▶ **TASK STATEMENT**:
Look through the material and tally each line bearing the word "name". Give only the total.
------ RECORD SET
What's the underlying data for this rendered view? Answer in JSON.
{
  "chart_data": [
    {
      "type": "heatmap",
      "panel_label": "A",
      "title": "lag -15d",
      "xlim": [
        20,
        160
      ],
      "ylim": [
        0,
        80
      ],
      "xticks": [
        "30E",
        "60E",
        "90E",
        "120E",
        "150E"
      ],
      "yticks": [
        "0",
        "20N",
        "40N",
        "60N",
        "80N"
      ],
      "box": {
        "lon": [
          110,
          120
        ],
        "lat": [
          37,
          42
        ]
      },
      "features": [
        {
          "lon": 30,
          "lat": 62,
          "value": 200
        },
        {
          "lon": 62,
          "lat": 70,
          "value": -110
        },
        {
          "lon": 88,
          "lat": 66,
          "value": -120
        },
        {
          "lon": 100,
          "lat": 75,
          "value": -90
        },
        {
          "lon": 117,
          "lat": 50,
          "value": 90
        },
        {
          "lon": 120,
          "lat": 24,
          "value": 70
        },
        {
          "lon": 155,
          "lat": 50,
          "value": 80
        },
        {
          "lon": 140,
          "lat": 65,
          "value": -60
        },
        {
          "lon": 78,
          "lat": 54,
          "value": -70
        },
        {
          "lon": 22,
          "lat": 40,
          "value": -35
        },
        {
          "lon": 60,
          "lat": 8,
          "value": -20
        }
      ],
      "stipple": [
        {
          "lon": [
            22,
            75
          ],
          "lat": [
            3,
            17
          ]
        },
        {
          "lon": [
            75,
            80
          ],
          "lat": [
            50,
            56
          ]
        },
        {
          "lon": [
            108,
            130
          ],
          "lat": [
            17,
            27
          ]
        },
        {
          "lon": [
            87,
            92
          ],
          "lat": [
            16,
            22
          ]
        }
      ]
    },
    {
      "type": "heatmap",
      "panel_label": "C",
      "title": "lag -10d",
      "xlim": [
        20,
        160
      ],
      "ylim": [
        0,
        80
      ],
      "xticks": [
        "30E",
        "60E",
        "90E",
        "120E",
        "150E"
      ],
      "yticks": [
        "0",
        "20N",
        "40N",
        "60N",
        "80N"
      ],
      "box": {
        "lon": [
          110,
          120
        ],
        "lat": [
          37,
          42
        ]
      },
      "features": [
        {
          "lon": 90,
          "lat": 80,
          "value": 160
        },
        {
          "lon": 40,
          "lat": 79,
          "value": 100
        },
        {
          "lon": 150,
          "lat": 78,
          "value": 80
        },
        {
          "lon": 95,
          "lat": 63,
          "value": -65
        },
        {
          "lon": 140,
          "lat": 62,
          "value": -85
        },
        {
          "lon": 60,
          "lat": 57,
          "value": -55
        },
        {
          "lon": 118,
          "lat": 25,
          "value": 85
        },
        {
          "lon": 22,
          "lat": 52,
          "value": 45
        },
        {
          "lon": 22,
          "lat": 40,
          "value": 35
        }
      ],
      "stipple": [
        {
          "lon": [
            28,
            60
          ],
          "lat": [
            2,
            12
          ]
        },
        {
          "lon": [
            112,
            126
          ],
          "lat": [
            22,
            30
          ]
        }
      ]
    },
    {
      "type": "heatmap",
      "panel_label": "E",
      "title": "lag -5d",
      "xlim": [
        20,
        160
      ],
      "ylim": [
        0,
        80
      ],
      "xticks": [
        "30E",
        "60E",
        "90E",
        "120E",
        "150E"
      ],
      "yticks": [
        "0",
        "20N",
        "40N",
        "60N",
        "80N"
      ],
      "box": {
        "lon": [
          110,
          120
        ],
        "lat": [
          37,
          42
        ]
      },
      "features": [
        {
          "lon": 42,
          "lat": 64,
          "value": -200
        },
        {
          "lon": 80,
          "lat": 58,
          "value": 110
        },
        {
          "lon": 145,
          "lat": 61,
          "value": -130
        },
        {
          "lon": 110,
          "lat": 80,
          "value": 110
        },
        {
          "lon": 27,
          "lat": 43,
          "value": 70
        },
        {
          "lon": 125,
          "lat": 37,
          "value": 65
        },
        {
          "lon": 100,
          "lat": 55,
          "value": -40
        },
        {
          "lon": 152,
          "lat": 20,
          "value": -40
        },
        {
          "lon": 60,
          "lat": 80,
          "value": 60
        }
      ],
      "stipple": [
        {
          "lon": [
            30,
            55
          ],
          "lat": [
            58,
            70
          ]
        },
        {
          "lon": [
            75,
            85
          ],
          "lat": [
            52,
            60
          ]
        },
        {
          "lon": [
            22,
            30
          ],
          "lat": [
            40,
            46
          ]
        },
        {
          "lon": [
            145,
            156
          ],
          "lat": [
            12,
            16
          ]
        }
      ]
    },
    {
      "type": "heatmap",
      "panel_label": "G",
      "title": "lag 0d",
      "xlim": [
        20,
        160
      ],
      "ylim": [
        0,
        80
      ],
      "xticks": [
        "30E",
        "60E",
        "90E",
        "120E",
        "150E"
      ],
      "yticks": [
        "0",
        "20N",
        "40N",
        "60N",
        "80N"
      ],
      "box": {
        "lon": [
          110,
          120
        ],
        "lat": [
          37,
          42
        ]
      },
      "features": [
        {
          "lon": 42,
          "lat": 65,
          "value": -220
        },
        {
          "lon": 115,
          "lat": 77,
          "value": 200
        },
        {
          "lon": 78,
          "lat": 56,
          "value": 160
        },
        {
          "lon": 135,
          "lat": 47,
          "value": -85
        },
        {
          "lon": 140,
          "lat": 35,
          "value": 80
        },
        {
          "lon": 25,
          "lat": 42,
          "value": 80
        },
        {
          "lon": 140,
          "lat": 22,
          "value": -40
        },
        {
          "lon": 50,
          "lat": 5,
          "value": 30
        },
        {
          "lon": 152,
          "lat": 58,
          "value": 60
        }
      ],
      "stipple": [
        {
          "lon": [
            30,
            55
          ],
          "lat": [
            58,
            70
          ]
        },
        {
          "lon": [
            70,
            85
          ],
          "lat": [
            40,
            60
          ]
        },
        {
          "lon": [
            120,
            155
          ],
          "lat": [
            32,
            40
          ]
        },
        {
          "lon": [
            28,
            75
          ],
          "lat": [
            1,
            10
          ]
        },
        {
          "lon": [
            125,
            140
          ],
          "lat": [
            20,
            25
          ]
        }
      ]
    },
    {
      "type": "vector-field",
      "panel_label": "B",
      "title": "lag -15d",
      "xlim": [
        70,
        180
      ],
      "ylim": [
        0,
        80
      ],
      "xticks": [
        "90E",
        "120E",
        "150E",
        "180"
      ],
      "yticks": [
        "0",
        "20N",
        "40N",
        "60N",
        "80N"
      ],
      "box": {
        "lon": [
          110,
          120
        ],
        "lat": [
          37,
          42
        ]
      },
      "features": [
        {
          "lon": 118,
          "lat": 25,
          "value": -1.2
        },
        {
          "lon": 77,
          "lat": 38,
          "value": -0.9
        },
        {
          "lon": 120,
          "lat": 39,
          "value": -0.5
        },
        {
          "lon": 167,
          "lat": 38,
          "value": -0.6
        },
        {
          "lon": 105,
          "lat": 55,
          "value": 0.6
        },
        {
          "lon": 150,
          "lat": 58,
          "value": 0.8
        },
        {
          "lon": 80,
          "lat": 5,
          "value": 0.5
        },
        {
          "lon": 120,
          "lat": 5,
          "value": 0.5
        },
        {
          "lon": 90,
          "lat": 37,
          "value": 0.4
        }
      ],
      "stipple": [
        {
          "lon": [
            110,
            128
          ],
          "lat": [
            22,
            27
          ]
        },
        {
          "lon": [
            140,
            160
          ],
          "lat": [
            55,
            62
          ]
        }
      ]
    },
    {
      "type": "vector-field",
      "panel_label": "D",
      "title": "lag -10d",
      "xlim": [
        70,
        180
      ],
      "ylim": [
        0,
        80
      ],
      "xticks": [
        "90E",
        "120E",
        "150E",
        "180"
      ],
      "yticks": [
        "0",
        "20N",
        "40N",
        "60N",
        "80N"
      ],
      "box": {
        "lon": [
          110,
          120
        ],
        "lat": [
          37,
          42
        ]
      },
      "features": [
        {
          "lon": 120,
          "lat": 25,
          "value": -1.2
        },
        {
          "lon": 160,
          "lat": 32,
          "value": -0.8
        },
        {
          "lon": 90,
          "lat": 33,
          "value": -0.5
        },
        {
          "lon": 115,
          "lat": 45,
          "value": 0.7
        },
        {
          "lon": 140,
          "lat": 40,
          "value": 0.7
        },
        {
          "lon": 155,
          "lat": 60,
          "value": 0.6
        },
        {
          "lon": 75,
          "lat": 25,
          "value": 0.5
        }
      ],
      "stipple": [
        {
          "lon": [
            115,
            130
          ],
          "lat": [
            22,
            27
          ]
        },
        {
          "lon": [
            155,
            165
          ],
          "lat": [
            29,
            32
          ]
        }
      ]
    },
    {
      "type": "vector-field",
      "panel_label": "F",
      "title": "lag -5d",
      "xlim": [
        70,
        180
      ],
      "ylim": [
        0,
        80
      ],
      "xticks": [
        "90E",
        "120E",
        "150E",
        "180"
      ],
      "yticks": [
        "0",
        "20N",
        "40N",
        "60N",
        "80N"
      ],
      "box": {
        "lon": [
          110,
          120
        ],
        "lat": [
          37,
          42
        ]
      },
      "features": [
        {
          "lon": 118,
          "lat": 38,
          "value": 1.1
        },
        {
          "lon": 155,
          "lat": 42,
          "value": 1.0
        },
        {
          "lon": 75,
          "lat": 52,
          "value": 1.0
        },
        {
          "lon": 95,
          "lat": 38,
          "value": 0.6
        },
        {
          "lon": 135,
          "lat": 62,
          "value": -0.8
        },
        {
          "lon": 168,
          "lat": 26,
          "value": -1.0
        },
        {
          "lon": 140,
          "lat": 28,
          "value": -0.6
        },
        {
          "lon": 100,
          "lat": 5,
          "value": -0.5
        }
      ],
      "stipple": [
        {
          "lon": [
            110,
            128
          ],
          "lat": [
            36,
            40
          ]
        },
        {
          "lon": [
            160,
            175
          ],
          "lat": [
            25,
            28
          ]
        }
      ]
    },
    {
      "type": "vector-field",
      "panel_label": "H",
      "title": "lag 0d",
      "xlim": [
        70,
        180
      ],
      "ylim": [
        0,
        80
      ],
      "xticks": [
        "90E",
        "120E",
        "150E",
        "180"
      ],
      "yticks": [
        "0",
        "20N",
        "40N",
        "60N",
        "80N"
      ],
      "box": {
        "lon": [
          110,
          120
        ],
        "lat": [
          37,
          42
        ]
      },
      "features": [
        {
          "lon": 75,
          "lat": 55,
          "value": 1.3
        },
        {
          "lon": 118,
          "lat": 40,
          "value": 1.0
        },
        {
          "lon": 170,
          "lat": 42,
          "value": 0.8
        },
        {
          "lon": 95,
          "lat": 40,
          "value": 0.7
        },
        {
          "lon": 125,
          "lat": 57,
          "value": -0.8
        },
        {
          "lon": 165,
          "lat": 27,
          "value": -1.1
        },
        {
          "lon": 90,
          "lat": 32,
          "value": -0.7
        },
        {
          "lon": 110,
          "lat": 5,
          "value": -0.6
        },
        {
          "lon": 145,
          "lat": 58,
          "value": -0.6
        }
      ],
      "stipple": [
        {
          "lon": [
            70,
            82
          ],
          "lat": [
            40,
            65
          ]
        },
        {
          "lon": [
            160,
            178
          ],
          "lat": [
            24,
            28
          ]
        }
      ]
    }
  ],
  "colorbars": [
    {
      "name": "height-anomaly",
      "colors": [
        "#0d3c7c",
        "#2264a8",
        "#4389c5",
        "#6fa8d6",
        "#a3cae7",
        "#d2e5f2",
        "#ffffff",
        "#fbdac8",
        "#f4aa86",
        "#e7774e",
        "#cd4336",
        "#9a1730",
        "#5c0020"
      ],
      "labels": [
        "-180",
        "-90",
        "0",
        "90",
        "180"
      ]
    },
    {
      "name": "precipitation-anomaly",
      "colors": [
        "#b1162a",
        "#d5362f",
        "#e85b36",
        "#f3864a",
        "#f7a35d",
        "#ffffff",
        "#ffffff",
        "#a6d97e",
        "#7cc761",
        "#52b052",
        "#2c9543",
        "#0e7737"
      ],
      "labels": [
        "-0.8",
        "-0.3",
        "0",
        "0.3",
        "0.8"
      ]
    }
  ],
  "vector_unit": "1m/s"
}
------------
▶ **EXERCISE RESULT**:
2